## TASK DATA:
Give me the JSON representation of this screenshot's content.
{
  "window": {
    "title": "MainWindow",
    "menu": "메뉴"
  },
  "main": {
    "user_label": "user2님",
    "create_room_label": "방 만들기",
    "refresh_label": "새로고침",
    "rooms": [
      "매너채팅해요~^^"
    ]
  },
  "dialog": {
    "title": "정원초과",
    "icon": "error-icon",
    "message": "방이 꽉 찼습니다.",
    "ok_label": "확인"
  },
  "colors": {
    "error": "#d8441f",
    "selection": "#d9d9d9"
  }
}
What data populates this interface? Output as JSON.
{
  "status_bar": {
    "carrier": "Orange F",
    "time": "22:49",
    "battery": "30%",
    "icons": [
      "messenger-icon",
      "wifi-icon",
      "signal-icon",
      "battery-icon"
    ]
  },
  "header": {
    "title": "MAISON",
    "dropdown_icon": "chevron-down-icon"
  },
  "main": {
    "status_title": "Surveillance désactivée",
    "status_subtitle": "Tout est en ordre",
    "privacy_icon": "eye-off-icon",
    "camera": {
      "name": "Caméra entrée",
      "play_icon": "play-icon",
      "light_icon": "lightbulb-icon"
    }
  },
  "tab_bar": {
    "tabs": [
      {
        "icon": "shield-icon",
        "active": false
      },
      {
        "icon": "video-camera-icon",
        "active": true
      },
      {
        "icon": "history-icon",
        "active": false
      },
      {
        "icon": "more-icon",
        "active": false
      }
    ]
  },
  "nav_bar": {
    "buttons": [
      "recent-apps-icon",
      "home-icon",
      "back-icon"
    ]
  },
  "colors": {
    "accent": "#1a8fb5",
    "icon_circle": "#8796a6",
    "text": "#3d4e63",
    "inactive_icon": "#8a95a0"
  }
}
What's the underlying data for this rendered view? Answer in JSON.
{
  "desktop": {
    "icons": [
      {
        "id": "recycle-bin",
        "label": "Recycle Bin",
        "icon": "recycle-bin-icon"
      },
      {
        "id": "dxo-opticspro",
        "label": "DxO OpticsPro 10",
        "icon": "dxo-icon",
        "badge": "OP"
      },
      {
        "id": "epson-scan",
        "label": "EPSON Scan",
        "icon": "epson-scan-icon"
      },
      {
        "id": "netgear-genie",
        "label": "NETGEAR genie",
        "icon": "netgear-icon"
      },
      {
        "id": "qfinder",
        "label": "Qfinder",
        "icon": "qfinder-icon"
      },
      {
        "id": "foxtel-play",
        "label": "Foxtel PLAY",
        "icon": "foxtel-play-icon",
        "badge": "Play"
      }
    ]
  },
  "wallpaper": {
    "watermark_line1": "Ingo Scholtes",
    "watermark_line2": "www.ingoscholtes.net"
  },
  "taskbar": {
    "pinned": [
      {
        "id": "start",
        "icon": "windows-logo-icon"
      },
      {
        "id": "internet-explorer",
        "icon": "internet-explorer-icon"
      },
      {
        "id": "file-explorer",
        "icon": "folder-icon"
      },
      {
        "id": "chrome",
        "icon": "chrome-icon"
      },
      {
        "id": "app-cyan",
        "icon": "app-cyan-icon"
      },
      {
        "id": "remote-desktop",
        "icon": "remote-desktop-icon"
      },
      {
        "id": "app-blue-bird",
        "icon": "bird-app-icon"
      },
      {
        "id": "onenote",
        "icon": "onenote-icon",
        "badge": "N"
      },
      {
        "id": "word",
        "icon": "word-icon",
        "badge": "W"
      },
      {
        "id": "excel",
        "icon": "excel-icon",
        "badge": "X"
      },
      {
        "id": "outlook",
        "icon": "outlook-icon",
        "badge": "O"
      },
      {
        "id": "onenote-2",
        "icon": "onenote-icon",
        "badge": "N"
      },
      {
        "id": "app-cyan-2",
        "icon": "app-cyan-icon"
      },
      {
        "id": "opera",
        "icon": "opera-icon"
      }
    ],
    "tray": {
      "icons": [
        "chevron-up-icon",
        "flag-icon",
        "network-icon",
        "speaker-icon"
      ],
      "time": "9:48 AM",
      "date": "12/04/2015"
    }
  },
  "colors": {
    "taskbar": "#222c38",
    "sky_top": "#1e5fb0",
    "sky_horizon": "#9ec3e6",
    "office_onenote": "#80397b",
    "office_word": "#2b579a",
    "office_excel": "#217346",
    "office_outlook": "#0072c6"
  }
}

## EXERCISE BRIEF:
Repeat all the records. Match each line exactly.

## FINAL ANSWER:
Give me the JSON representation of this screenshot's content.
{
  "window": {
    "title": "MainWindow",
    "menu": "메뉴"
  },
  "main": {
    "user_label": "user2님",
    "create_room_label": "방 만들기",
    "refresh_label": "새로고침",
    "rooms": [
      "매너채팅해요~^^"
    ]
  },
  "dialog": {
    "title": "정원초과",
    "icon": "error-icon",
    "message": "방이 꽉 찼습니다.",
    "ok_label": "확인"
  },
  "colors": {
    "error": "#d8441f",
    "selection": "#d9d9d9"
  }
}
What data populates this interface? Output as JSON.
{
  "status_bar": {
    "carrier": "Orange F",
    "time": "22:49",
    "battery": "30%",
    "icons": [
      "messenger-icon",
      "wifi-icon",
      "signal-icon",
      "battery-icon"
    ]
  },
  "header": {
    "title": "MAISON",
    "dropdown_icon": "chevron-down-icon"
  },
  "main": {
    "status_title": "Surveillance désactivée",
    "status_subtitle": "Tout est en ordre",
    "privacy_icon": "eye-off-icon",
    "camera": {
      "name": "Caméra entrée",
      "play_icon": "play-icon",
      "light_icon": "lightbulb-icon"
    }
  },
  "tab_bar": {
    "tabs": [
      {
        "icon": "shield-icon",
        "active": false
      },
      {
        "icon": "video-camera-icon",
        "active": true
      },
      {
        "icon": "history-icon",
        "active": false
      },
      {
        "icon": "more-icon",
        "active": false
      }
    ]
  },
  "nav_bar": {
    "buttons": [
      "recent-apps-icon",
      "home-icon",
      "back-icon"
    ]
  },
  "colors": {
    "accent": "#1a8fb5",
    "icon_circle": "#8796a6",
    "text": "#3d4e63",
    "inactive_icon": "#8a95a0"
  }
}
What's the underlying data for this rendered view? Answer in JSON.
{
  "desktop": {
    "icons": [
      {
        "id": "recycle-bin",
        "label": "Recycle Bin",
        "icon": "recycle-bin-icon"
      },
      {
        "id": "dxo-opticspro",
        "label": "DxO OpticsPro 10",
        "icon": "dxo-icon",
        "badge": "OP"
      },
      {
        "id": "epson-scan",
        "label": "EPSON Scan",
        "icon": "epson-scan-icon"
      },
      {
        "id": "netgear-genie",
        "label": "NETGEAR genie",
        "icon": "netgear-icon"
      },
      {
        "id": "qfinder",
        "label": "Qfinder",
        "icon": "qfinder-icon"
      },
      {
        "id": "foxtel-play",
        "label": "Foxtel PLAY",
        "icon": "foxtel-play-icon",
        "badge": "Play"
      }
    ]
  },
  "wallpaper": {
    "watermark_line1": "Ingo Scholtes",
    "watermark_line2": "www.ingoscholtes.net"
  },
  "taskbar": {
    "pinned": [
      {
        "id": "start",
        "icon": "windows-logo-icon"
      },
      {
        "id": "internet-explorer",
        "icon": "internet-explorer-icon"
      },
      {
        "id": "file-explorer",
        "icon": "folder-icon"
      },
      {
        "id": "chrome",
        "icon": "chrome-icon"
      },
      {
        "id": "app-cyan",
        "icon": "app-cyan-icon"
      },
      {
        "id": "remote-desktop",
        "icon": "remote-desktop-icon"
      },
      {
        "id": "app-blue-bird",
        "icon": "bird-app-icon"
      },
      {
        "id": "onenote",
        "icon": "onenote-icon",
        "badge": "N"
      },
      {
        "id": "word",
        "icon": "word-icon",
        "badge": "W"
      },
      {
        "id": "excel",
        "icon": "excel-icon",
        "badge": "X"
      },
      {
        "id": "outlook",
        "icon": "outlook-icon",
        "badge": "O"
      },
      {
        "id": "onenote-2",
        "icon": "onenote-icon",
        "badge": "N"
      },
      {
        "id": "app-cyan-2",
        "icon": "app-cyan-icon"
      },
      {
        "id": "opera",
        "icon": "opera-icon"
      }
    ],
    "tray": {
      "icons": [
        "chevron-up-icon",
        "flag-icon",
        "network-icon",
        "speaker-icon"
      ],
      "time": "9:48 AM",
      "date": "12/04/2015"
    }
  },
  "colors": {
    "taskbar": "#222c38",
    "sky_top": "#1e5fb0",
    "sky_horizon": "#9ec3e6",
    "office_onenote": "#80397b",
    "office_word": "#2b579a",
    "office_excel": "#217346",
    "office_outlook": "#0072c6"
  }
}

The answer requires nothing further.